# Entries provided start

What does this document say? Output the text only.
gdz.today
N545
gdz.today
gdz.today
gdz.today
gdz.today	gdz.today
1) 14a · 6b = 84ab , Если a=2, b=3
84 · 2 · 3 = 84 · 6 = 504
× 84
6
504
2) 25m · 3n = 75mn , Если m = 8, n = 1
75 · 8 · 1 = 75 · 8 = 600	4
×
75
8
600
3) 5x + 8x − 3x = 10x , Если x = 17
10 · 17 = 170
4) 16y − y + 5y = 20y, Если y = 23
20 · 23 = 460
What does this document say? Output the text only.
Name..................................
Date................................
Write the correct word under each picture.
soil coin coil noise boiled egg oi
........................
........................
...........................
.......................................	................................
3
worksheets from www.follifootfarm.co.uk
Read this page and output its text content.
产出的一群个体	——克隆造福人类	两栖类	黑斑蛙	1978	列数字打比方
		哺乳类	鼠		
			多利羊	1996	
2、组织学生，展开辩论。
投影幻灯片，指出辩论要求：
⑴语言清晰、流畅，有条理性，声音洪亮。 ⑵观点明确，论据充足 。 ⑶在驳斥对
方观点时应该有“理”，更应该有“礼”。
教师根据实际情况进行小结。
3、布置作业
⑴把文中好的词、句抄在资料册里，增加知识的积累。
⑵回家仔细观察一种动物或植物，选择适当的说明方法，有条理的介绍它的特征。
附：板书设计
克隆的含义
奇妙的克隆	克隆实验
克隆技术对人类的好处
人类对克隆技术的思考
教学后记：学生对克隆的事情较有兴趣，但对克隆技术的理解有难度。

# Entries provided end

◆ **Task brief**: Repeat the records above exactly as they appear.

◆ **Task response**:
What does this document say? Output the text only.
gdz.today
N545
gdz.today
gdz.today
gdz.today
gdz.today	gdz.today
1) 14a · 6b = 84ab , Если a=2, b=3
84 · 2 · 3 = 84 · 6 = 504
× 84
6
504
2) 25m · 3n = 75mn , Если m = 8, n = 1
75 · 8 · 1 = 75 · 8 = 600	4
×
75
8
600
3) 5x + 8x − 3x = 10x , Если x = 17
10 · 17 = 170
4) 16y − y + 5y = 20y, Если y = 23
20 · 23 = 460
What does this document say? Output the text only.
Name..................................
Date................................
Write the correct word under each picture.
soil coin coil noise boiled egg oi
........................
........................
...........................
.......................................	................................
3
worksheets from www.follifootfarm.co.uk
Read this page and output its text content.
产出的一群个体	——克隆造福人类	两栖类	黑斑蛙	1978	列数字打比方
		哺乳类	鼠		
			多利羊	1996	
2、组织学生，展开辩论。
投影幻灯片，指出辩论要求：
⑴语言清晰、流畅，有条理性，声音洪亮。 ⑵观点明确，论据充足 。 ⑶在驳斥对
方观点时应该有“理”，更应该有“礼”。
教师根据实际情况进行小结。
3、布置作业
⑴把文中好的词、句抄在资料册里，增加知识的积累。
⑵回家仔细观察一种动物或植物，选择适当的说明方法，有条理的介绍它的特征。
附：板书设计
克隆的含义
奇妙的克隆	克隆实验
克隆技术对人类的好处
人类对克隆技术的思考
教学后记：学生对克隆的事情较有兴趣，但对克隆技术的理解有难度。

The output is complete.